◆ **Material for this exercise**
================
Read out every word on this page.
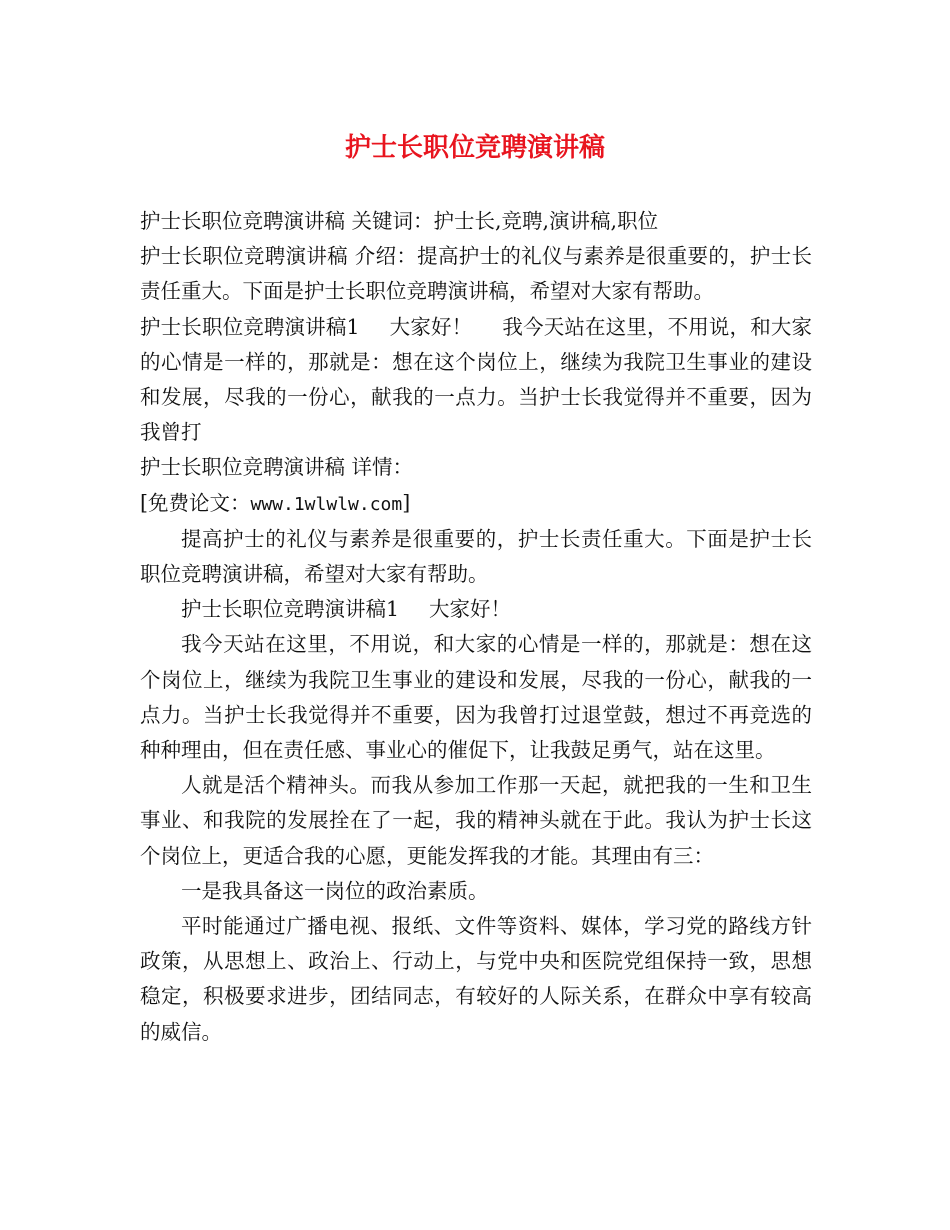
护士长职位竞聘演讲稿

护士长职位竞聘演讲稿 关键词：护士长,竞聘,演讲稿,职位

护士长职位竞聘演讲稿 介绍：提高护士的礼仪与素养是很重要的，护士长责任重大。下面是护士长职位竞聘演讲稿，希望对大家有帮助。

护士长职位竞聘演讲稿1 大家好！ 我今天站在这里，不用说，和大家的心情是一样的，那就是：想在这个岗位上，继续为我院卫生事业的建设和发展，尽我的一份心，献我的一点力。当护士长我觉得并不重要，因为我曾打

护士长职位竞聘演讲稿 详情：

[免费论文：www.1wlwlw.com]

提高护士的礼仪与素养是很重要的，护士长责任重大。下面是护士长职位竞聘演讲稿，希望对大家有帮助。

护士长职位竞聘演讲稿1 大家好！

我今天站在这里，不用说，和大家的心情是一样的，那就是：想在这个岗位上，继续为我院卫生事业的建设和发展，尽我的一份心，献我的一点力。当护士长我觉得并不重要，因为我曾打过退堂鼓，想过不再竞选的种种理由，但在责任感、事业心的催促下，让我鼓足勇气，站在这里。

人就是活个精神头。而我从参加工作那一天起，就把我的一生和卫生事业、和我院的发展拴在了一起，我的精神头就在于此。我认为护士长这个岗位上，更适合我的心愿，更能发挥我的才能。其理由有三：

一是我具备这一岗位的政治素质。

平时能通过广播电视、报纸、文件等资料、媒体，学习党的路线方针政策，从思想上、政治上、行动上，与党中央和医院党组保持一致，思想稳定，积极要求进步，团结同志，有较好的人际关系，在群众中享有较高的威信。
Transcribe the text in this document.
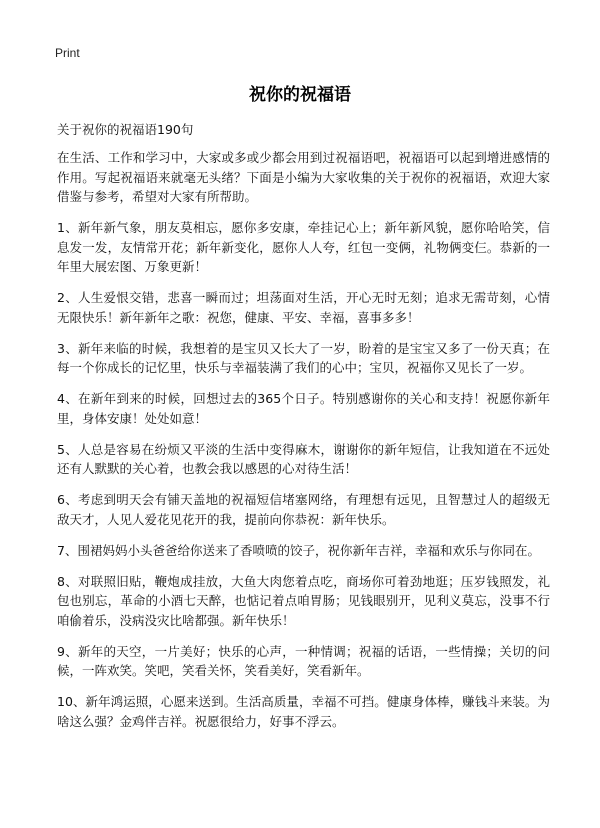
Print
祝你的祝福语
关于祝你的祝福语190句

在生活、工作和学习中，大家或多或少都会用到过祝福语吧，祝福语可以起到增进感情的作用。写起祝福语来就毫无头绪？下面是小编为大家收集的关于祝你的祝福语，欢迎大家借鉴与参考，希望对大家有所帮助。

1、新年新气象，朋友莫相忘，愿你多安康，牵挂记心上；新年新风貌，愿你哈哈笑，信息发一发，友情常开花；新年新变化，愿你人人夸，红包一变俩，礼物俩变仨。恭新的一年里大展宏图、万象更新！

2、人生爱恨交错，悲喜一瞬而过；坦荡面对生活，开心无时无刻；追求无需苛刻，心情无限快乐！新年新年之歌：祝您，健康、平安、幸福，喜事多多！

3、新年来临的时候，我想着的是宝贝又长大了一岁，盼着的是宝宝又多了一份天真；在每一个你成长的记忆里，快乐与幸福装满了我们的心中；宝贝，祝福你又见长了一岁。

4、在新年到来的时候，回想过去的365个日子。特别感谢你的关心和支持！祝愿你新年里，身体安康！处处如意！

5、人总是容易在纷烦又平淡的生活中变得麻木，谢谢你的新年短信，让我知道在不远处还有人默默的关心着，也教会我以感恩的心对待生活！

6、考虑到明天会有铺天盖地的祝福短信堵塞网络，有理想有远见，且智慧过人的超级无敌天才，人见人爱花见花开的我，提前向你恭祝：新年快乐。

7、围裙妈妈小头爸爸给你送来了香喷喷的饺子，祝你新年吉祥，幸福和欢乐与你同在。

8、对联照旧贴，鞭炮成挂放，大鱼大肉您着点吃，商场你可着劲地逛；压岁钱照发，礼包也别忘，革命的小酒七天醉，也惦记着点咱胃肠；见钱眼别开，见利义莫忘，没事不行咱偷着乐，没病没灾比啥都强。新年快乐！

9、新年的天空，一片美好；快乐的心声，一种情调；祝福的话语，一些情操；关切的问候，一阵欢笑。笑吧，笑看关怀，笑看美好，笑看新年。

10、新年鸿运照，心愿来送到。生活高质量，幸福不可挡。健康身体棒，赚钱斗来装。为啥这么强？金鸡伴吉祥。祝愿很给力，好事不浮云。
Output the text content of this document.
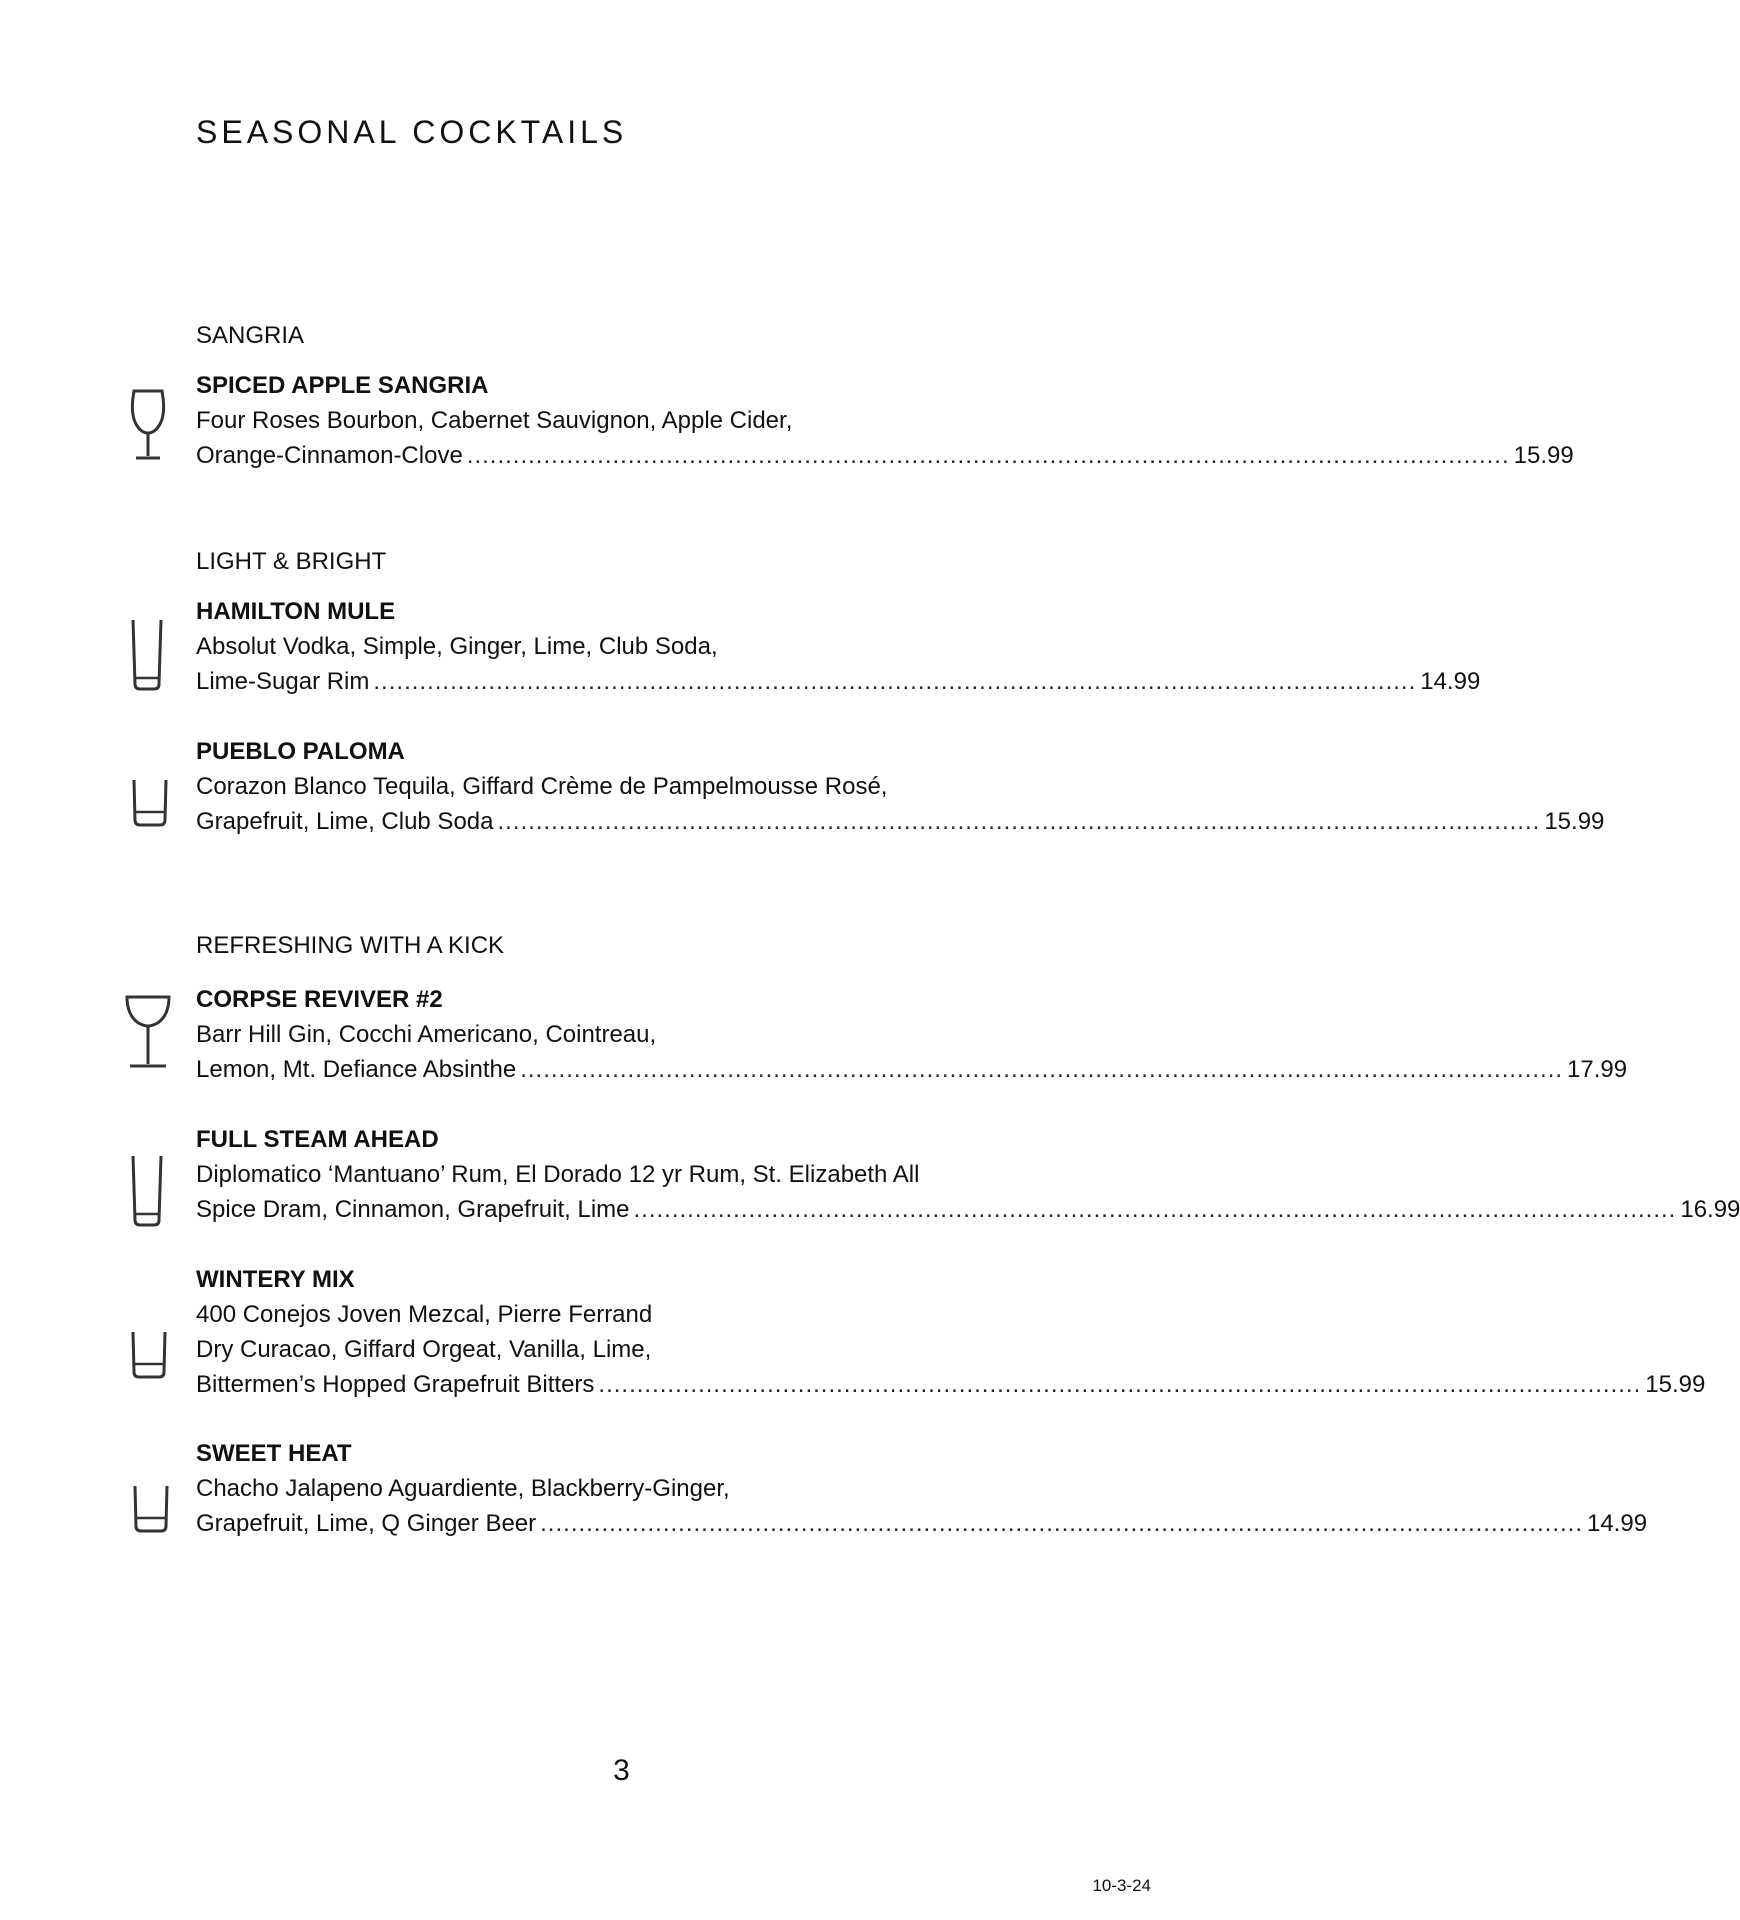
SEASONAL COCKTAILS
SANGRIA
SPICED APPLE SANGRIA
Four Roses Bourbon, Cabernet Sauvignon, Apple Cider,
Orange-Cinnamon-Clove ........................................................................................................................................ 15.99
LIGHT & BRIGHT
HAMILTON MULE
Absolut Vodka, Simple, Ginger, Lime, Club Soda,
Lime-Sugar Rim ........................................................................................................................................ 14.99
PUEBLO PALOMA
Corazon Blanco Tequila, Giffard Crème de Pampelmousse Rosé,
Grapefruit, Lime, Club Soda ........................................................................................................................................ 15.99
REFRESHING WITH A KICK
CORPSE REVIVER #2
Barr Hill Gin, Cocchi Americano, Cointreau,
Lemon, Mt. Defiance Absinthe ........................................................................................................................................ 17.99
FULL STEAM AHEAD
Diplomatico ‘Mantuano’ Rum, El Dorado 12 yr Rum, St. Elizabeth All
Spice Dram, Cinnamon, Grapefruit, Lime ........................................................................................................................................ 16.99
WINTERY MIX
400 Conejos Joven Mezcal, Pierre Ferrand
Dry Curacao, Giffard Orgeat, Vanilla, Lime,
Bittermen’s Hopped Grapefruit Bitters ........................................................................................................................................ 15.99
SWEET HEAT
Chacho Jalapeno Aguardiente, Blackberry-Ginger,
Grapefruit, Lime, Q Ginger Beer ........................................................................................................................................ 14.99
3
10-3-24
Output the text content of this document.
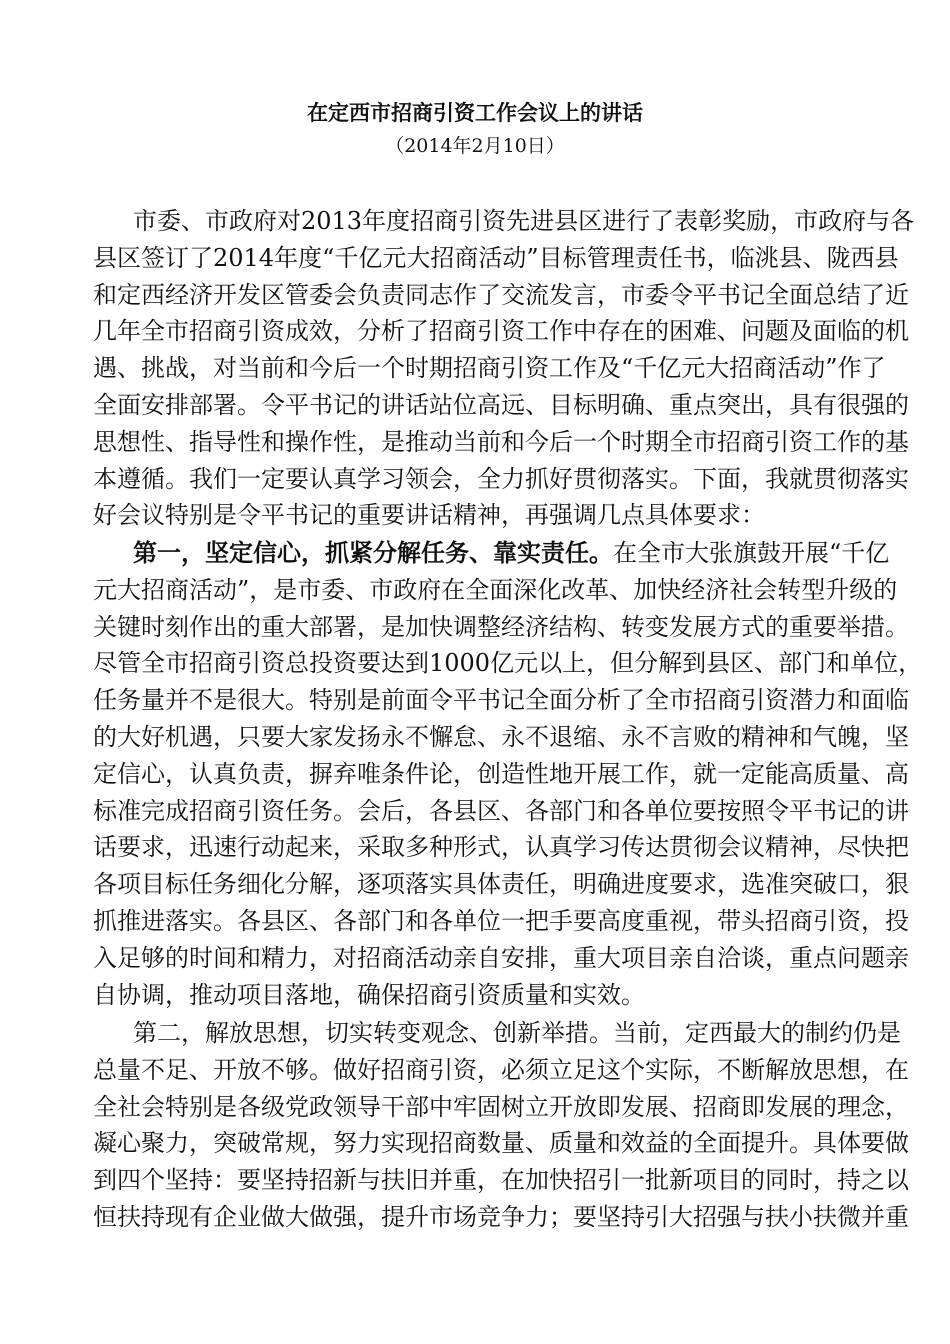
在定西市招商引资工作会议上的讲话
（2014年2月10日）
市委、市政府对2013年度招商引资先进县区进行了表彰奖励，市政府与各
县区签订了2014年度“千亿元大招商活动”目标管理责任书，临洮县、陇西县
和定西经济开发区管委会负责同志作了交流发言，市委令平书记全面总结了近
几年全市招商引资成效，分析了招商引资工作中存在的困难、问题及面临的机
遇、挑战，对当前和今后一个时期招商引资工作及“千亿元大招商活动”作了
全面安排部署。令平书记的讲话站位高远、目标明确、重点突出，具有很强的
思想性、指导性和操作性，是推动当前和今后一个时期全市招商引资工作的基
本遵循。我们一定要认真学习领会，全力抓好贯彻落实。下面，我就贯彻落实
好会议特别是令平书记的重要讲话精神，再强调几点具体要求：
第一，坚定信心，抓紧分解任务、靠实责任。在全市大张旗鼓开展“千亿
元大招商活动”，是市委、市政府在全面深化改革、加快经济社会转型升级的
关键时刻作出的重大部署，是加快调整经济结构、转变发展方式的重要举措。
尽管全市招商引资总投资要达到1000亿元以上，但分解到县区、部门和单位，
任务量并不是很大。特别是前面令平书记全面分析了全市招商引资潜力和面临
的大好机遇，只要大家发扬永不懈怠、永不退缩、永不言败的精神和气魄，坚
定信心，认真负责，摒弃唯条件论，创造性地开展工作，就一定能高质量、高
标准完成招商引资任务。会后，各县区、各部门和各单位要按照令平书记的讲
话要求，迅速行动起来，采取多种形式，认真学习传达贯彻会议精神，尽快把
各项目标任务细化分解，逐项落实具体责任，明确进度要求，选准突破口，狠
抓推进落实。各县区、各部门和各单位一把手要高度重视，带头招商引资，投
入足够的时间和精力，对招商活动亲自安排，重大项目亲自洽谈，重点问题亲
自协调，推动项目落地，确保招商引资质量和实效。
第二，解放思想，切实转变观念、创新举措。当前，定西最大的制约仍是
总量不足、开放不够。做好招商引资，必须立足这个实际，不断解放思想，在
全社会特别是各级党政领导干部中牢固树立开放即发展、招商即发展的理念，
凝心聚力，突破常规，努力实现招商数量、质量和效益的全面提升。具体要做
到四个坚持：要坚持招新与扶旧并重，在加快招引一批新项目的同时，持之以
恒扶持现有企业做大做强，提升市场竞争力；要坚持引大招强与扶小扶微并重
================
◆ **Goal of the exercise**
Identify every line holding the word "Ginger" and copy it out.

◆ **Answer to this exercise**
Absolut Vodka, Simple, Ginger, Lime, Club Soda,
Chacho Jalapeno Aguardiente, Blackberry-Ginger,
Grapefruit, Lime, Q Ginger Beer ........................................................................................................................................ 14.99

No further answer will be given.